Aufgabe A
Was sollte die europäische Zusammenarbeit laut dem Textabschnitt ursprünglich überwinden?

Textabschnitt
____
Das „nationale Paradox“ der Integration

Nach den negativen Referenden in Frankreich, den Niederlanden und Irland und seit der Euro-Krise hat sich in Europa große Ernüchterung breitgemacht. Die wiederholten Erweiterungen, die instabile Währungsunion, die Brüsseler Regelungsbesessenheit sowie Spillover-Effekte des Binnenmarktes schaffen zunehmend ein Gefühl der Entfremdung vom europäischen Projekt. Bei allem Gerede von der neuen Supermacht Europa, die wirtschaftlich und geopolitisch mit China, Indien und den Vereinigten Staaten mithalten könne, steht der Riese doch in Wirklichkeit auf tönernen Füßen. Das altehrwürdige föderale Ideal ist in weite Ferne gerückt. Vielmehr deutet alles darauf hin, dass der Nationalstaat neu bewertet wird – als Fundament, um das Vertrauen zwischen Eliten und Bevölkerungen zurückzugewinnen und existenzielle Identitäts- und Legitimitätsprobleme zu lösen.

Erweiterungen und Globalisierung, Liberalisierung und Uniformität – all das hat aus Europa eher eine Bedrohung werden lassen als eine inspirierende Lösung. Ich nenne es das „nationale Paradox“ der europäischen Einigung: Ursprünglich sollte die europäische Zusammenarbeit den aggressiven Nationalismus des 19. Jahrhunderts überwinden, der im Jahrhundert darauf zur Katastrophe des europäischen Bürgerkriegs führte. Aber mittlerweile hat die EU eine kritische Grenze überschritten. Sie bringt starke nationale Gegenkräfte hervor und provoziert den Nationalismus, den sie eigentlich überwinden sollte.
____
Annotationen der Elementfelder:

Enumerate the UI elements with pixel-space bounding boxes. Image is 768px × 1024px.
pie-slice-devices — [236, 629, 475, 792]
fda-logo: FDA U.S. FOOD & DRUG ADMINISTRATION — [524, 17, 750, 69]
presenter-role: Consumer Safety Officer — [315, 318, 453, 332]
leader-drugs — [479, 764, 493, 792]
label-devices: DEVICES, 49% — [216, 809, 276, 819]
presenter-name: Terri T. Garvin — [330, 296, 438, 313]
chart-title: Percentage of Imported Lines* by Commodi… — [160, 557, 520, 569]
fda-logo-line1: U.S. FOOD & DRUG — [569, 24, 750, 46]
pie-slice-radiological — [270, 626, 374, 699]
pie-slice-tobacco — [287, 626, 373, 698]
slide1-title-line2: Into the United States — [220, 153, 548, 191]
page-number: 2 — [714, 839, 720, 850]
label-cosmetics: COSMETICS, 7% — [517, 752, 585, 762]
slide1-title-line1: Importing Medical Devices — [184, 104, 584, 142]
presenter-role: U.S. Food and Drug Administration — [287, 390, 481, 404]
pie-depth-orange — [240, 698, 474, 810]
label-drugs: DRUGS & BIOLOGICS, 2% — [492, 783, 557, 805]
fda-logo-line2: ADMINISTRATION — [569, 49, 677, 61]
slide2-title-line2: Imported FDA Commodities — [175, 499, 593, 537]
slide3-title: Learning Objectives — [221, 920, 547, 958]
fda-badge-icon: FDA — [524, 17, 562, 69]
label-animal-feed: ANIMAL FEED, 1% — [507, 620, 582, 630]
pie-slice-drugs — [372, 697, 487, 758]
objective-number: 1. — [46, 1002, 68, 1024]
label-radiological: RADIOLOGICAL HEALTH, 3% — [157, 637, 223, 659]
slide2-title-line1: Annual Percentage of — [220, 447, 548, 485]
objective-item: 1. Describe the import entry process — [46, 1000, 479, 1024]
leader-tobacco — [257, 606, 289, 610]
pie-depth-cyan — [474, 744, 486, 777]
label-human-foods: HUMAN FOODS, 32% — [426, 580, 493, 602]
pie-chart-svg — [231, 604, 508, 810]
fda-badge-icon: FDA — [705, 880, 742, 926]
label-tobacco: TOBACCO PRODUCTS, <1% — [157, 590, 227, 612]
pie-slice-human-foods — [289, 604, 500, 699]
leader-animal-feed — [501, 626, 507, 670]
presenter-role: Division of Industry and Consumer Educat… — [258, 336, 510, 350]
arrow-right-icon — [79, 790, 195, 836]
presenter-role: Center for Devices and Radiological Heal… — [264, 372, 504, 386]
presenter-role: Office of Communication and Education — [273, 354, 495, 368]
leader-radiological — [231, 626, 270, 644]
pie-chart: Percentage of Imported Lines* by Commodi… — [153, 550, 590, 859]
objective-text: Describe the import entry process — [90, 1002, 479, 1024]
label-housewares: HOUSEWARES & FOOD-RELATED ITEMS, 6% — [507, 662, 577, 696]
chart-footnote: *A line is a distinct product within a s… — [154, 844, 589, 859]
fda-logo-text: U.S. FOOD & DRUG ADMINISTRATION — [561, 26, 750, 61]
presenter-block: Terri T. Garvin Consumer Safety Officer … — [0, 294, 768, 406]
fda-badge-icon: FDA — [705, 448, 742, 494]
____
Aufgabe B
Schreibe die Zeilen der Rohdaten vom Anfang bis einschließlich der Zeile, die „label-cosmetics: COSMETICS, 7%“ enthält, unverändert ab.

Antwort A
Den aggressiven Nationalismus des 19. Jahrhunderts.

Antwort B
Enumerate the UI elements with pixel-space bounding boxes. Image is 768px × 1024px.
pie-slice-devices — [236, 629, 475, 792]
fda-logo: FDA U.S. FOOD & DRUG ADMINISTRATION — [524, 17, 750, 69]
presenter-role: Consumer Safety Officer — [315, 318, 453, 332]
leader-drugs — [479, 764, 493, 792]
label-devices: DEVICES, 49% — [216, 809, 276, 819]
presenter-name: Terri T. Garvin — [330, 296, 438, 313]
chart-title: Percentage of Imported Lines* by Commodi… — [160, 557, 520, 569]
fda-logo-line1: U.S. FOOD & DRUG — [569, 24, 750, 46]
pie-slice-radiological — [270, 626, 374, 699]
pie-slice-tobacco — [287, 626, 373, 698]
slide1-title-line2: Into the United States — [220, 153, 548, 191]
page-number: 2 — [714, 839, 720, 850]
label-cosmetics: COSMETICS, 7% — [517, 752, 585, 762]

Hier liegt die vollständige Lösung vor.